• _Exercise_
Copy every line with the string "ConstructionRequirement" in it.

• _Provided data_
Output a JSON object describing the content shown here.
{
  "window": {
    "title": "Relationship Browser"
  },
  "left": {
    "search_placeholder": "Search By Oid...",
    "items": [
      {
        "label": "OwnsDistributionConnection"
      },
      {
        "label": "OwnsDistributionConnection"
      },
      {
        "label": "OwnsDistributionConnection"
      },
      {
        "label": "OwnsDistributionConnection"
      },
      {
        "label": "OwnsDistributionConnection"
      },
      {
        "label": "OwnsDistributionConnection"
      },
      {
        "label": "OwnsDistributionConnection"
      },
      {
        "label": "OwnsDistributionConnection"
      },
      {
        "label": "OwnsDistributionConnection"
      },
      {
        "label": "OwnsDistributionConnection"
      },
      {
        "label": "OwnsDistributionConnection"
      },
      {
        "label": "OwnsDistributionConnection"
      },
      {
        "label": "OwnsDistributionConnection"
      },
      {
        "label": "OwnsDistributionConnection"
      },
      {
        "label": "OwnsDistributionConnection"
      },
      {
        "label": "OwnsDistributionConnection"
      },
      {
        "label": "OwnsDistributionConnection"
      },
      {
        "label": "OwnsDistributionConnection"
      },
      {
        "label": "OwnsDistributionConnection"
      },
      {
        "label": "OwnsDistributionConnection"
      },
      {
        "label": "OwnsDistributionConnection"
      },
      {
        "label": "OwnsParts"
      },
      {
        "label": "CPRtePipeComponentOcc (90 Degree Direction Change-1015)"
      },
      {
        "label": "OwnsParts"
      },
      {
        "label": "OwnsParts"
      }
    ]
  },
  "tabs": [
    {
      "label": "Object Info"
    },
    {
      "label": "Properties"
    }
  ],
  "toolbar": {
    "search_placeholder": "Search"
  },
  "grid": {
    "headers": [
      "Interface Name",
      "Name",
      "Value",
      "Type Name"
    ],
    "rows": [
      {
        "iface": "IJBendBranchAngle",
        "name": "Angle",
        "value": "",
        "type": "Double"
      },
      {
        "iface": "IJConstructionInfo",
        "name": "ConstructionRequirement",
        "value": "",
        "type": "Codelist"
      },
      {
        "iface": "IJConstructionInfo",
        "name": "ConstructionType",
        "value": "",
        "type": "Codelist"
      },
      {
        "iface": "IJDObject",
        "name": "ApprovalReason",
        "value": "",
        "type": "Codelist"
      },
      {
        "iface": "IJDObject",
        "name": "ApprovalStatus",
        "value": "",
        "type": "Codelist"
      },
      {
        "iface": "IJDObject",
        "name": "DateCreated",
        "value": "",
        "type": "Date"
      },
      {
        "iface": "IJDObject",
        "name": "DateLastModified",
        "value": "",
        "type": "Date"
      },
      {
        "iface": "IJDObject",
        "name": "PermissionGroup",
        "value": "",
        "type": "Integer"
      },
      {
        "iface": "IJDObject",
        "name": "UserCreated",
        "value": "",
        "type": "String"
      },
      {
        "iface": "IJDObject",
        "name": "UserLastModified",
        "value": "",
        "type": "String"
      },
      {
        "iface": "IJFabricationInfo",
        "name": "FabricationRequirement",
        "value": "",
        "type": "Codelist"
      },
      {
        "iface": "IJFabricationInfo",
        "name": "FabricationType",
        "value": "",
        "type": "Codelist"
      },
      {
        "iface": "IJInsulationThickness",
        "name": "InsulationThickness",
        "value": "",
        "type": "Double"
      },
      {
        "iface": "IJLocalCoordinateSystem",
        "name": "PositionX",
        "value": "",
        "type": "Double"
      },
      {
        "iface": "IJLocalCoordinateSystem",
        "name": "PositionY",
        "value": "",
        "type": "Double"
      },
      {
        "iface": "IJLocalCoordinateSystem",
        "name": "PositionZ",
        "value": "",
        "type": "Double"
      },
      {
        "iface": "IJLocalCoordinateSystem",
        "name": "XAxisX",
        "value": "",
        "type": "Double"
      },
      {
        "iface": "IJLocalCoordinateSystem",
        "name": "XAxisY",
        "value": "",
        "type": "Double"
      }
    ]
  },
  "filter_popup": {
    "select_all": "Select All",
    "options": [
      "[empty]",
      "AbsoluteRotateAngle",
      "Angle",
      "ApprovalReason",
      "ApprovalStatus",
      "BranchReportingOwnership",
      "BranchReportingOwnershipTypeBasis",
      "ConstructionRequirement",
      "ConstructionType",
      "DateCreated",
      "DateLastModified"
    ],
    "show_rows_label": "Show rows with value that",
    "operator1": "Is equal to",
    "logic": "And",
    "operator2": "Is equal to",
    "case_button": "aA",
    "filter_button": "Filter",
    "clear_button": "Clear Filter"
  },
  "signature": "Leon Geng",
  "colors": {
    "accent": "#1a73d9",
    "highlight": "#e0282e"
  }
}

• _Output of the task_
        "name": "ConstructionRequirement",
      "ConstructionRequirement",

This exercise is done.